━━━ Available data

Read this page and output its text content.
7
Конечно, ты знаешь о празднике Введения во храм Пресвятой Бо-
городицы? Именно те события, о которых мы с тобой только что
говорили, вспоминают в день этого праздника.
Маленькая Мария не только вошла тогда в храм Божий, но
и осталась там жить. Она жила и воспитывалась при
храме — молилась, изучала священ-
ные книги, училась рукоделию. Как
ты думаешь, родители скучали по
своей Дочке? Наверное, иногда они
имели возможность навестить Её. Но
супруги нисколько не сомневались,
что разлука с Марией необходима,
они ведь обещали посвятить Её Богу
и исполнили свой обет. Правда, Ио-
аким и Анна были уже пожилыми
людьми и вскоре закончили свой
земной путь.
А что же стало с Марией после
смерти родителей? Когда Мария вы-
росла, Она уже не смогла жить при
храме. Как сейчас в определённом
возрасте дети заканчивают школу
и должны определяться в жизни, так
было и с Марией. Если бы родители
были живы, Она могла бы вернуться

━━━━━━

Exercise prompt:
Copy out the whole listing, exactly as written.

The solution:
Read this page and output its text content.
7
Конечно, ты знаешь о празднике Введения во храм Пресвятой Бо-
городицы? Именно те события, о которых мы с тобой только что
говорили, вспоминают в день этого праздника.
Маленькая Мария не только вошла тогда в храм Божий, но
и осталась там жить. Она жила и воспитывалась при
храме — молилась, изучала священ-
ные книги, училась рукоделию. Как
ты думаешь, родители скучали по
своей Дочке? Наверное, иногда они
имели возможность навестить Её. Но
супруги нисколько не сомневались,
что разлука с Марией необходима,
они ведь обещали посвятить Её Богу
и исполнили свой обет. Правда, Ио-
аким и Анна были уже пожилыми
людьми и вскоре закончили свой
земной путь.
А что же стало с Марией после
смерти родителей? Когда Мария вы-
росла, Она уже не смогла жить при
храме. Как сейчас в определённом
возрасте дети заканчивают школу
и должны определяться в жизни, так
было и с Марией. Если бы родители
были живы, Она могла бы вернуться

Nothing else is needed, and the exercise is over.